Given records section start
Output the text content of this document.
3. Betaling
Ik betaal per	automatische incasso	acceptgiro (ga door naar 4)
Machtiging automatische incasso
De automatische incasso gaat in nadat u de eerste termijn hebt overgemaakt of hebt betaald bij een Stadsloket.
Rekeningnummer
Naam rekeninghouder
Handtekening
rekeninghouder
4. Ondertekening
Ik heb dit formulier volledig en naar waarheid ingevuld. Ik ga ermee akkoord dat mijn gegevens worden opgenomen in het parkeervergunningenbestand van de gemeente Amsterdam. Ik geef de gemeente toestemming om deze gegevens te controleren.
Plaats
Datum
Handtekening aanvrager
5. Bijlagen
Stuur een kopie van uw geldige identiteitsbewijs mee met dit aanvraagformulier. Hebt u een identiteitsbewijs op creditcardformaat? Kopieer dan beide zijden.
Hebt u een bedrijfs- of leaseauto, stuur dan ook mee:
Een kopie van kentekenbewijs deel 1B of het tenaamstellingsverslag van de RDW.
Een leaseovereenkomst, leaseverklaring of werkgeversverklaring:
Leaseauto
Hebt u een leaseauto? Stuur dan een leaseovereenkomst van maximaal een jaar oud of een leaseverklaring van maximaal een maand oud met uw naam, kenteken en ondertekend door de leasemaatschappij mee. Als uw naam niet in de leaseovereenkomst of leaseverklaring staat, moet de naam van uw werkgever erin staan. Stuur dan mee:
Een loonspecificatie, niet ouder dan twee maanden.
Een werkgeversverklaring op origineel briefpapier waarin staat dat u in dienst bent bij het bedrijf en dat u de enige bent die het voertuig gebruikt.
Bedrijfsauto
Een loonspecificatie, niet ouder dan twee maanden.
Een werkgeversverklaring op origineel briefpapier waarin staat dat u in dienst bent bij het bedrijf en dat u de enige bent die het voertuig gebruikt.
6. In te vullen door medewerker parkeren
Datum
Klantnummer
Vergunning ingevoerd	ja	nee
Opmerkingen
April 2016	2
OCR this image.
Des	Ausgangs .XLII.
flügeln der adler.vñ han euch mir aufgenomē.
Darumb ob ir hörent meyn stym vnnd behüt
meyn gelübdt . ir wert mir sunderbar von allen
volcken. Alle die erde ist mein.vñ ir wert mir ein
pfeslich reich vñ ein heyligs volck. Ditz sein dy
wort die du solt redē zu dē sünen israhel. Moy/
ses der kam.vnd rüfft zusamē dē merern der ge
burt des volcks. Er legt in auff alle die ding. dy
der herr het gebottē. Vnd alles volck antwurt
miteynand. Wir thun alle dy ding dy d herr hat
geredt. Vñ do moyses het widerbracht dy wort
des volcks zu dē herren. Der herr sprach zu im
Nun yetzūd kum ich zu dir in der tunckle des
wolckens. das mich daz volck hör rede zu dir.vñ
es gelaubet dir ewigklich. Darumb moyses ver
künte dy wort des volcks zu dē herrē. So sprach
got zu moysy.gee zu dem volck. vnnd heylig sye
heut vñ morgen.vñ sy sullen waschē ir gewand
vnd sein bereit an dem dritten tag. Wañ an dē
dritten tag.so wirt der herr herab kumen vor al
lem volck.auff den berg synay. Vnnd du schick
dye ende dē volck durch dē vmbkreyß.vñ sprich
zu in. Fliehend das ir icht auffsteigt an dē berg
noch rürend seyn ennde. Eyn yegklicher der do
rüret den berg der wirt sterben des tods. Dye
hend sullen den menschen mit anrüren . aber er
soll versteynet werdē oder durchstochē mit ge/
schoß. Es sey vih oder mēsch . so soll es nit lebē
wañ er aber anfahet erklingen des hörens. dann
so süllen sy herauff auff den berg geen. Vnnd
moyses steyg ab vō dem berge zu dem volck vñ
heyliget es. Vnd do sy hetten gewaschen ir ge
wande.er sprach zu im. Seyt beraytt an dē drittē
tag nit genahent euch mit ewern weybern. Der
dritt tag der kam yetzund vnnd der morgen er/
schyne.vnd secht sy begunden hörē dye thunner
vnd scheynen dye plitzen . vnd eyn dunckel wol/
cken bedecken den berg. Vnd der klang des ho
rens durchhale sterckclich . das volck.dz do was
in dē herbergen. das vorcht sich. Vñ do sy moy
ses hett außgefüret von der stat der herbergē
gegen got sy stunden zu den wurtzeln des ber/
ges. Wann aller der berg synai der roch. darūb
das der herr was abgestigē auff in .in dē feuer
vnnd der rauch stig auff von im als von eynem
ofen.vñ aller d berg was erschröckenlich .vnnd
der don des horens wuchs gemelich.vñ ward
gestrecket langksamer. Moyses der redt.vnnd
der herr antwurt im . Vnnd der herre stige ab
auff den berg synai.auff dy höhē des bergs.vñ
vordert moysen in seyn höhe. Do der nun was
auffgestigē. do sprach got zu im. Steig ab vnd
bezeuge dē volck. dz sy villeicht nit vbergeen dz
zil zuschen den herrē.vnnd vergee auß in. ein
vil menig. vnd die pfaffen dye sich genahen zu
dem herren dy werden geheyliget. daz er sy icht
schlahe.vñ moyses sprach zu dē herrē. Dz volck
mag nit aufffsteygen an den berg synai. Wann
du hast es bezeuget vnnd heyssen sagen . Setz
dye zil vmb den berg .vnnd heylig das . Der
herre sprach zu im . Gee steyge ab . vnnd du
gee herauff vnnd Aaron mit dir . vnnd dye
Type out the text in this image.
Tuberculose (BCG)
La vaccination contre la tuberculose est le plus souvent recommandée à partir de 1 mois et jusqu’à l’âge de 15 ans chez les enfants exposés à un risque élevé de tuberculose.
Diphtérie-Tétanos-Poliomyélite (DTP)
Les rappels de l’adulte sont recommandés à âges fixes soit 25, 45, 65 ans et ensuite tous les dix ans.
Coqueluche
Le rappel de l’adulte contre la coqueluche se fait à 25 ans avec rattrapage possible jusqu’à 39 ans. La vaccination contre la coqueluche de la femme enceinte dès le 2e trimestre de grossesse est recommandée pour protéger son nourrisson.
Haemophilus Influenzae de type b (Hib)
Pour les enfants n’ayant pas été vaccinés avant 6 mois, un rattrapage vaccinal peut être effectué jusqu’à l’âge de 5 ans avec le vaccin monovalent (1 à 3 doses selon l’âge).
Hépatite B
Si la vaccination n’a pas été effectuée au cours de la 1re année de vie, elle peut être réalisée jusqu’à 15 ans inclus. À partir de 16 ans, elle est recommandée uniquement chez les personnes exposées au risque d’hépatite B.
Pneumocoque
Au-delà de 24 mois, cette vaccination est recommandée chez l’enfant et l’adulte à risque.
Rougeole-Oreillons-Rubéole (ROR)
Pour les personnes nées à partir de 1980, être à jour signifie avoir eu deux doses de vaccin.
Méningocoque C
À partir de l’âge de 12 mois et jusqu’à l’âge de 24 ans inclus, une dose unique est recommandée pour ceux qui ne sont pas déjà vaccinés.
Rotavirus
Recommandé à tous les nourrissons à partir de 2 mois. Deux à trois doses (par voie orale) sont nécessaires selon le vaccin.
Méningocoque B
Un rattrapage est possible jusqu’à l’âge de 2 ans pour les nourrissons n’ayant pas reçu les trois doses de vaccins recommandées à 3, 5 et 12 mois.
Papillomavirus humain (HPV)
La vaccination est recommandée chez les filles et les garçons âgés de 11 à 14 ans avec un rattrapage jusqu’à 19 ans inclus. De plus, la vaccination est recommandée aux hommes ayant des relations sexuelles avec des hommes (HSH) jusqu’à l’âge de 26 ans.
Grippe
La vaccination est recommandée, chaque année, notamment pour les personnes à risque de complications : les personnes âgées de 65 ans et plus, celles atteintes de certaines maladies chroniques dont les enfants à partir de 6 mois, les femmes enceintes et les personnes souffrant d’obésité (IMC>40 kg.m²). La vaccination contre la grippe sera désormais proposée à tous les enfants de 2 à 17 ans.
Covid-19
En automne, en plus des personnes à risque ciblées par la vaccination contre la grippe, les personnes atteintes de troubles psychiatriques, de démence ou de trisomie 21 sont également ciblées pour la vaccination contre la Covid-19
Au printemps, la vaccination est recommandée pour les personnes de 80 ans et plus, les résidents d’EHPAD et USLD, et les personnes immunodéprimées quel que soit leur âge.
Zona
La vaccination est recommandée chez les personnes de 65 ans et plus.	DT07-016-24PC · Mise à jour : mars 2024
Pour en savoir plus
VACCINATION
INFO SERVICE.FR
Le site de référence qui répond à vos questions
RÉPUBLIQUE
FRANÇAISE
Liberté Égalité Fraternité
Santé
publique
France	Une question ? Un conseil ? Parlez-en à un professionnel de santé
Given records section end
◆ **Description of the task**:
Each line above that holds the string "antwurt" should be copied and shown.

◆ **Completed task**:
der herr het gebottē. Vnd alles volck antwurt
der herr antwurt im . Vnnd der herre stige ab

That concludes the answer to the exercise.